◆ Task
The pictures do not belong in the copy. Restate all of the records word for word.

◆ Task input
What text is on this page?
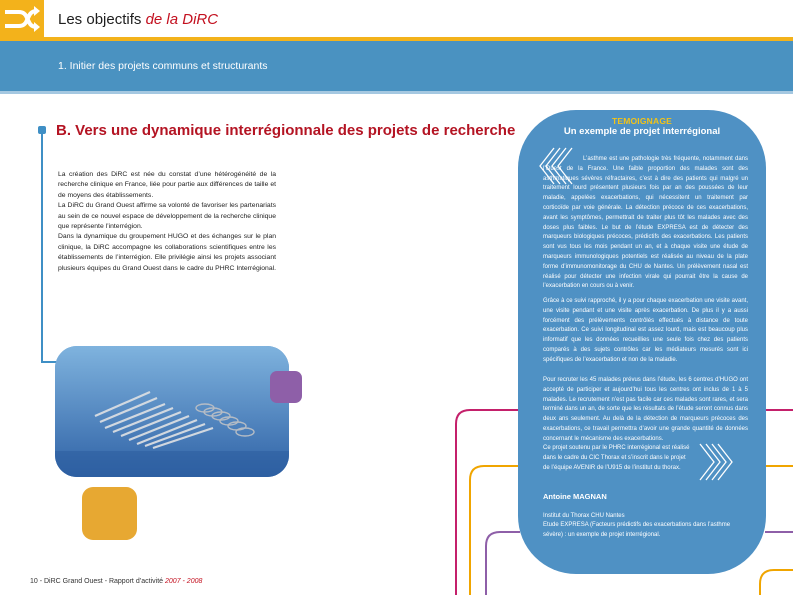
Les objectifs de la DiRC
1. Initier des projets communs et structurants
B. Vers une dynamique interrégionnale des projets de recherche

La création des DiRC est née du constat d’une hétérogénéité de la recherche clinique en France, liée pour partie aux différences de taille et de moyens des établissements.

La DiRC du Grand Ouest affirme sa volonté de favoriser les partenariats au sein de ce nouvel espace de développement de la recherche clinique que représente l’interrégion.

Dans la dynamique du groupement HUGO et des échanges sur le plan clinique, la DiRC accompagne les collaborations scientifiques entre les établissements de l’interrégion. Elle privilégie ainsi les projets associant plusieurs équipes du Grand Ouest dans le cadre du PHRC Interrégional.

TEMOIGNAGE
Un exemple de projet interrégional

L’asthme est une pathologie très fréquente, notamment dans l’Ouest de la France. Une faible proportion des malades sont des asthmatiques sévères réfractaires, c’est à dire des patients qui malgré un traitement lourd présentent plusieurs fois par an des poussées de leur maladie, appelées exacerbations, qui nécessitent un traitement par corticoïde par voie générale. La détection précoce de ces exacerbations, avant les symptômes, permettrait de traiter plus tôt les malades avec des doses plus faibles. Le but de l’étude EXPRESA est de détecter des marqueurs biologiques précoces, prédictifs des exacerbations. Les patients sont vus tous les mois pendant un an, et à chaque visite une étude de marqueurs immunologiques potentiels est réalisée au niveau de la plate forme d’immunomonitorage du CHU de Nantes. Un prélèvement nasal est réalisé pour détecter une infection virale qui pourrait être la cause de l’exacerbation en cours ou à venir.

Grâce à ce suivi rapproché, il y a pour chaque exacerbation une visite avant, une visite pendant et une visite après exacerbation. De plus il y a aussi forcément des prélèvements contrôlés effectués à distance de toute exacerbation. Ce suivi longitudinal est assez lourd, mais est beaucoup plus informatif que les données recueillies une seule fois chez des patients comparés à des sujets contrôles car les médiateurs mesurés sont ici spécifiques de l’exacerbation et non de la maladie.

Pour recruter les 45 malades prévus dans l’étude, les 6 centres d’HUGO ont accepté de participer et aujourd’hui tous les centres ont inclus de 1 à 5 malades. Le recrutement n’est pas facile car ces malades sont rares, et sera terminé dans un an, de sorte que les résultats de l’étude seront connus dans deux ans seulement. Au delà de la détection de marqueurs précoces des exacerbations, ce travail permettra d’avoir une grande quantité de données concernant le mécanisme des exacerbations.

Ce projet soutenu par le PHRC interrégional est réalisé dans le cadre du CIC Thorax et s’inscrit dans le projet de l’équipe AVENIR de l’U915 de l’institut du thorax.

Antoine MAGNAN
Institut du Thorax CHU Nantes
Etude EXPRESA (Facteurs prédictifs des exacerbations dans l’asthme
sévère) : un exemple de projet interrégional.
10 - DiRC Grand Ouest - Rapport d’activité 2007 - 2008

◆ Completed task
What text is on this page?
Les objectifs de la DiRC
1. Initier des projets communs et structurants
B. Vers une dynamique interrégionnale des projets de recherche

La création des DiRC est née du constat d’une hétérogénéité de la recherche clinique en France, liée pour partie aux différences de taille et de moyens des établissements.

La DiRC du Grand Ouest affirme sa volonté de favoriser les partenariats au sein de ce nouvel espace de développement de la recherche clinique que représente l’interrégion.

Dans la dynamique du groupement HUGO et des échanges sur le plan clinique, la DiRC accompagne les collaborations scientifiques entre les établissements de l’interrégion. Elle privilégie ainsi les projets associant plusieurs équipes du Grand Ouest dans le cadre du PHRC Interrégional.

TEMOIGNAGE
Un exemple de projet interrégional

L’asthme est une pathologie très fréquente, notamment dans l’Ouest de la France. Une faible proportion des malades sont des asthmatiques sévères réfractaires, c’est à dire des patients qui malgré un traitement lourd présentent plusieurs fois par an des poussées de leur maladie, appelées exacerbations, qui nécessitent un traitement par corticoïde par voie générale. La détection précoce de ces exacerbations, avant les symptômes, permettrait de traiter plus tôt les malades avec des doses plus faibles. Le but de l’étude EXPRESA est de détecter des marqueurs biologiques précoces, prédictifs des exacerbations. Les patients sont vus tous les mois pendant un an, et à chaque visite une étude de marqueurs immunologiques potentiels est réalisée au niveau de la plate forme d’immunomonitorage du CHU de Nantes. Un prélèvement nasal est réalisé pour détecter une infection virale qui pourrait être la cause de l’exacerbation en cours ou à venir.

Grâce à ce suivi rapproché, il y a pour chaque exacerbation une visite avant, une visite pendant et une visite après exacerbation. De plus il y a aussi forcément des prélèvements contrôlés effectués à distance de toute exacerbation. Ce suivi longitudinal est assez lourd, mais est beaucoup plus informatif que les données recueillies une seule fois chez des patients comparés à des sujets contrôles car les médiateurs mesurés sont ici spécifiques de l’exacerbation et non de la maladie.

Pour recruter les 45 malades prévus dans l’étude, les 6 centres d’HUGO ont accepté de participer et aujourd’hui tous les centres ont inclus de 1 à 5 malades. Le recrutement n’est pas facile car ces malades sont rares, et sera terminé dans un an, de sorte que les résultats de l’étude seront connus dans deux ans seulement. Au delà de la détection de marqueurs précoces des exacerbations, ce travail permettra d’avoir une grande quantité de données concernant le mécanisme des exacerbations.

Ce projet soutenu par le PHRC interrégional est réalisé dans le cadre du CIC Thorax et s’inscrit dans le projet de l’équipe AVENIR de l’U915 de l’institut du thorax.

Antoine MAGNAN
Institut du Thorax CHU Nantes
Etude EXPRESA (Facteurs prédictifs des exacerbations dans l’asthme
sévère) : un exemple de projet interrégional.
10 - DiRC Grand Ouest - Rapport d’activité 2007 - 2008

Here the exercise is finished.